Task instructions ::
Identify each line below containing the string "Multiplexer" and copy it.

Task input ::
* * *
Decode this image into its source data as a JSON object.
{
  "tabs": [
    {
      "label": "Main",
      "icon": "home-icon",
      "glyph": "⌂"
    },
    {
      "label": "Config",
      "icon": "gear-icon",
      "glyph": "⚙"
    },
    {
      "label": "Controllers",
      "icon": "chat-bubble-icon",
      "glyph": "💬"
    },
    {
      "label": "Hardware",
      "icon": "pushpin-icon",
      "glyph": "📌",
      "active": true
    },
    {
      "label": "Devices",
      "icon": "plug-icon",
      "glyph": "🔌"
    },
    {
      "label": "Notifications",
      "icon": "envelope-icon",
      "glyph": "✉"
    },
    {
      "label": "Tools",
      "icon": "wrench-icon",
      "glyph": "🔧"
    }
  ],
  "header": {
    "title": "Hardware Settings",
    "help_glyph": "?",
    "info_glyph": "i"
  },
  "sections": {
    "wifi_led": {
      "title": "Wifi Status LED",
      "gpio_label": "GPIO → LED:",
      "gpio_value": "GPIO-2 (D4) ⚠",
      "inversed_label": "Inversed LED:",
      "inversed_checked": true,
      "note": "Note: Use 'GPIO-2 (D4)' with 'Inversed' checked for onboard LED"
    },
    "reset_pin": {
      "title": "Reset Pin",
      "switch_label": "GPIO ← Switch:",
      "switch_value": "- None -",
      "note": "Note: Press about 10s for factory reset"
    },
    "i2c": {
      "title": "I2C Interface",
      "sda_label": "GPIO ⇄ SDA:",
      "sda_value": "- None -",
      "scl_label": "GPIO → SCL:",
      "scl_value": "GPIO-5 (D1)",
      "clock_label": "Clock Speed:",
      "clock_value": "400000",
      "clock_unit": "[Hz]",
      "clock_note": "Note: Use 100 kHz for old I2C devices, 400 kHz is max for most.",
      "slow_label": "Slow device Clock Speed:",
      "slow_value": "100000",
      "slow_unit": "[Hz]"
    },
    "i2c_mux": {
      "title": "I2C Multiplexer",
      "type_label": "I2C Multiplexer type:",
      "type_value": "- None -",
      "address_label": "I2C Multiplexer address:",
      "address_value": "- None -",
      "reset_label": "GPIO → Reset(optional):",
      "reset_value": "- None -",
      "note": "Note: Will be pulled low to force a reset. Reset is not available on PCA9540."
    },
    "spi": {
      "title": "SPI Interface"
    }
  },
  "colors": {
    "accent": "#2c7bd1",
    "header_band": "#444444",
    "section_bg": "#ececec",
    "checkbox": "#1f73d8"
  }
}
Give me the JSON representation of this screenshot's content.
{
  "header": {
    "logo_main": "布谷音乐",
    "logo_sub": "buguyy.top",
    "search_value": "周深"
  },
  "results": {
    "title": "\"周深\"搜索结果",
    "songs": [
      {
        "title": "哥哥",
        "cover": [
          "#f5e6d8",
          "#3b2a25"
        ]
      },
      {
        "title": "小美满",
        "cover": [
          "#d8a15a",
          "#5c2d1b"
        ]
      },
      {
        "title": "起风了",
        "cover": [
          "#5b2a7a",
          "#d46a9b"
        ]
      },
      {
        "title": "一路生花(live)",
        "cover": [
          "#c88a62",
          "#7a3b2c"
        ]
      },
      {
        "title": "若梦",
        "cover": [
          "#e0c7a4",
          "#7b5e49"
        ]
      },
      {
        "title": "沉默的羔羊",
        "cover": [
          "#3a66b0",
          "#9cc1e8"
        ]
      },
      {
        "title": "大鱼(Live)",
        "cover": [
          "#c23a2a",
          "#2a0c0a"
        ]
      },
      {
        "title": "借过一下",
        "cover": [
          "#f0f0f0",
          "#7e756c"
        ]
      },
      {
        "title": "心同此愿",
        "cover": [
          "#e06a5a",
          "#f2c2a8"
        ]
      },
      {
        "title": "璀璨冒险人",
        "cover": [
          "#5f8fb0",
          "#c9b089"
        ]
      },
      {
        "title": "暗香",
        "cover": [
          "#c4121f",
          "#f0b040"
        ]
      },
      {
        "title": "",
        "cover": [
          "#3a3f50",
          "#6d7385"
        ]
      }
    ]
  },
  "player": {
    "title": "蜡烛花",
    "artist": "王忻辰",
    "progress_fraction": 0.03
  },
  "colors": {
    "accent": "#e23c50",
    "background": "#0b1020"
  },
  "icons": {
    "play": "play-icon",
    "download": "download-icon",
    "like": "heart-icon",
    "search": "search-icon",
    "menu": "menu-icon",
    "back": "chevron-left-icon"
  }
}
* * *
Reply to the task ::
      "title": "I2C Multiplexer",
      "type_label": "I2C Multiplexer type:",
      "address_label": "I2C Multiplexer address:",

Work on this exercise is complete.